::: Data supplied :::

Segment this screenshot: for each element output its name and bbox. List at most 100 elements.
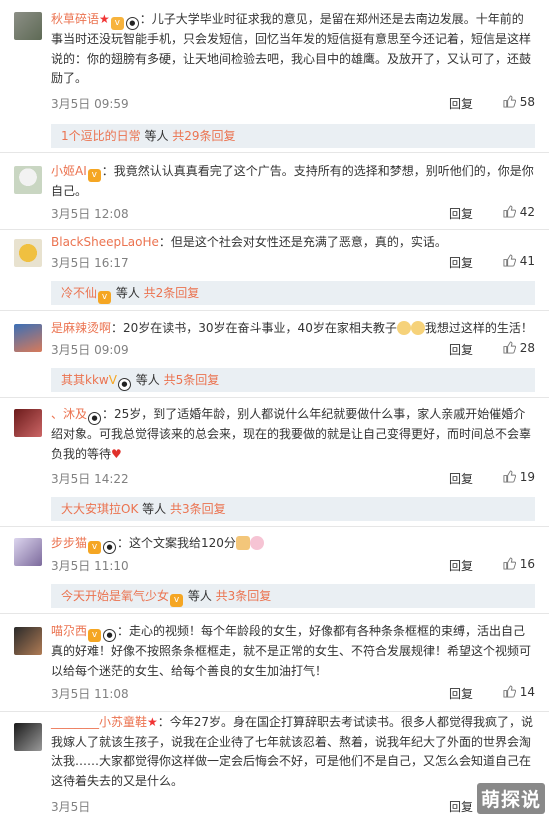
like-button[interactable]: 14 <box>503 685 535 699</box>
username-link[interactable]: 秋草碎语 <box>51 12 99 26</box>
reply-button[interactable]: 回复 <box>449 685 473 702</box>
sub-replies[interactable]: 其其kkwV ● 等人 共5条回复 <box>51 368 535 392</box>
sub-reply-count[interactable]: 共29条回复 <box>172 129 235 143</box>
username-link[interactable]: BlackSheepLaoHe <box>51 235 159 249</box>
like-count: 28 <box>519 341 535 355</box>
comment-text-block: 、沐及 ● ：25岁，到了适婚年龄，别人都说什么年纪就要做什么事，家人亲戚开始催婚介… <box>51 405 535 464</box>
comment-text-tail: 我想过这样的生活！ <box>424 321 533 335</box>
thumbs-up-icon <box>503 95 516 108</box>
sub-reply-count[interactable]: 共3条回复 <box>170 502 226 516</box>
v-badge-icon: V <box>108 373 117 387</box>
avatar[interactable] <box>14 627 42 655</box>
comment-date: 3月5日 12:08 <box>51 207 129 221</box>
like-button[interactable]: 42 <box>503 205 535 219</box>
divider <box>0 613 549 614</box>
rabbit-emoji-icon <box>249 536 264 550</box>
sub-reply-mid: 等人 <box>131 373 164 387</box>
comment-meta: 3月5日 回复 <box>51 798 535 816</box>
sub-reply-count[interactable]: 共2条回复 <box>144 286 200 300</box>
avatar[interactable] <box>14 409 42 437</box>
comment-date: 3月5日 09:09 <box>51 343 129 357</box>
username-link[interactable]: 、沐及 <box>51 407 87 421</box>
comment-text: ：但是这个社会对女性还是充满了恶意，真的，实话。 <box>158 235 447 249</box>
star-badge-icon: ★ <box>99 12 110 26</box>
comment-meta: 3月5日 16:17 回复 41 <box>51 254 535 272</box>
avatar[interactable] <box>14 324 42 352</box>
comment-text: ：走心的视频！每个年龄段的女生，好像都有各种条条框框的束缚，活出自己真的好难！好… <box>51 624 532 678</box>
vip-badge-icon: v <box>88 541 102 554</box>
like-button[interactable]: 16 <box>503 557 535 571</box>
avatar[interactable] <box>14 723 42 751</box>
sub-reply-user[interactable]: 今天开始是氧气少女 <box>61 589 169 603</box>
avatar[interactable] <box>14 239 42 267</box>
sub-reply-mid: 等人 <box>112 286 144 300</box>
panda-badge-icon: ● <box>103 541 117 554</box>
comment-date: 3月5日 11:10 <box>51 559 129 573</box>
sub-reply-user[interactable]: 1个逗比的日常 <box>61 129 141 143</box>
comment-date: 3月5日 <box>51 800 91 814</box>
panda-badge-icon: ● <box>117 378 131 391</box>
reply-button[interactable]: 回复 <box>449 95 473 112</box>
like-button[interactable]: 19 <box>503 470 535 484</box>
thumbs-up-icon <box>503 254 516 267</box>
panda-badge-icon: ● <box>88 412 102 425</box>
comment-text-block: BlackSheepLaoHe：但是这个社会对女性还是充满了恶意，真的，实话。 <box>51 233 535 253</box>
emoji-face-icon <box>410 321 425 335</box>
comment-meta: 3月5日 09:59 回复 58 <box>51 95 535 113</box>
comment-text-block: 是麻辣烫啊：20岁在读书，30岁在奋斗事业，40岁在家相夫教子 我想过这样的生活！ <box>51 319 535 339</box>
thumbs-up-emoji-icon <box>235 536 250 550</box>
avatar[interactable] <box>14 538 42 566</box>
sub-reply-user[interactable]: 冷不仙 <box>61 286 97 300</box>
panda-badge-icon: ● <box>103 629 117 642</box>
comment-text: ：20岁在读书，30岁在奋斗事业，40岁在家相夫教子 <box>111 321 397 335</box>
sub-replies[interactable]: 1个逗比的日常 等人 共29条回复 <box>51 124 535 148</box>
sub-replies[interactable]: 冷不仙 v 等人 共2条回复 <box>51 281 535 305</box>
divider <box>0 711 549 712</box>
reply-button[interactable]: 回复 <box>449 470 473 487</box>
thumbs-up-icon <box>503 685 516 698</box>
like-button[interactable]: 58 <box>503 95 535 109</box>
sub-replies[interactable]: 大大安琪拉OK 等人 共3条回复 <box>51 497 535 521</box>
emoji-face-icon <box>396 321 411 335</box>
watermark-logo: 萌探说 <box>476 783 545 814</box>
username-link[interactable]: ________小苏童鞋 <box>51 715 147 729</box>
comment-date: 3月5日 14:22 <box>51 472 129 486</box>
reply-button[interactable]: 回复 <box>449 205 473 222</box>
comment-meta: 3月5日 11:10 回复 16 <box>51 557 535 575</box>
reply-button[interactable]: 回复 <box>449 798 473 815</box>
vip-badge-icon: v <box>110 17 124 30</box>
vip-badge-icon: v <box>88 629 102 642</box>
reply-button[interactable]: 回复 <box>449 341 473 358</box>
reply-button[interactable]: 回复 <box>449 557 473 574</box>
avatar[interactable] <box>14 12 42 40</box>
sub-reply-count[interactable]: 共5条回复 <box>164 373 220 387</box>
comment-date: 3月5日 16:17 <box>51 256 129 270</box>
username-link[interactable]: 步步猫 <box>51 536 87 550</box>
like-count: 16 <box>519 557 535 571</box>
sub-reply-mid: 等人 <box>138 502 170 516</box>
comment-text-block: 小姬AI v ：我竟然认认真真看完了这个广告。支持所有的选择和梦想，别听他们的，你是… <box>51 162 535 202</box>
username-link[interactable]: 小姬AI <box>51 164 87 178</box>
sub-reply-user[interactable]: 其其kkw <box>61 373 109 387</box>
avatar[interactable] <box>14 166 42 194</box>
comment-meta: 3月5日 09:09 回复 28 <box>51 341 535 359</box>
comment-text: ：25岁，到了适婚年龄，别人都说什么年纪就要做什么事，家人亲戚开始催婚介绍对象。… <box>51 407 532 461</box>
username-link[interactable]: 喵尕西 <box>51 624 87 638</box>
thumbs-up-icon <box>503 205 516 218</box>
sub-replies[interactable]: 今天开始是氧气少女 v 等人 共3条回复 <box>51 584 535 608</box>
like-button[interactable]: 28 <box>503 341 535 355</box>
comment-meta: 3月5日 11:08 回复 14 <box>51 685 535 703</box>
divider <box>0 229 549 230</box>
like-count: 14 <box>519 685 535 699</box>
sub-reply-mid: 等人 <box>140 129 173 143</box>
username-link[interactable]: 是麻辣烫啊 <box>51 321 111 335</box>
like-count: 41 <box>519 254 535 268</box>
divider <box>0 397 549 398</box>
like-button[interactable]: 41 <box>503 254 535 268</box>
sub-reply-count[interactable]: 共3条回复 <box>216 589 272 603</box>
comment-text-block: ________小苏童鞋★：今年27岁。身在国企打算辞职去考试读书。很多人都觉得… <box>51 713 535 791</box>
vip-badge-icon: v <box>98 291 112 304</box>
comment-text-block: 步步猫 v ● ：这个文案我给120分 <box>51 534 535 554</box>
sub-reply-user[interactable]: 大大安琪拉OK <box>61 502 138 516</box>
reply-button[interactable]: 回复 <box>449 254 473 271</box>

:::

> What you are asked to do: Render everything in the rows above, from the line containing "like-button[interactable]: 14 <box>503" down to the line containing "avatar[interactable] <box>14 627 42 655</box>", as a numbered list, omitting any blank lines.

> Reply:
1. like-button[interactable]: 14 <box>503 685 535 699</box>
2. username-link[interactable]: 秋草碎语 <box>51 12 99 26</box>
3. reply-button[interactable]: 回复 <box>449 685 473 702</box>
4. sub-replies[interactable]: 其其kkwV ● 等人 共5条回复 <box>51 368 535 392</box>
5. sub-reply-count[interactable]: 共29条回复 <box>172 129 235 143</box>
6. username-link[interactable]: BlackSheepLaoHe <box>51 235 159 249</box>
7. like-count: 28 <box>519 341 535 355</box>
8. comment-text-block: 、沐及 ● ：25岁，到了适婚年龄，别人都说什么年纪就要做什么事，家人亲戚开始催婚介… <box>51 405 535 464</box>
9. comment-text-tail: 我想过这样的生活！ <box>424 321 533 335</box>
10. thumbs-up-icon <box>503 95 516 108</box>
11. sub-reply-count[interactable]: 共3条回复 <box>170 502 226 516</box>
12. v-badge-icon: V <box>108 373 117 387</box>
13. avatar[interactable] <box>14 627 42 655</box>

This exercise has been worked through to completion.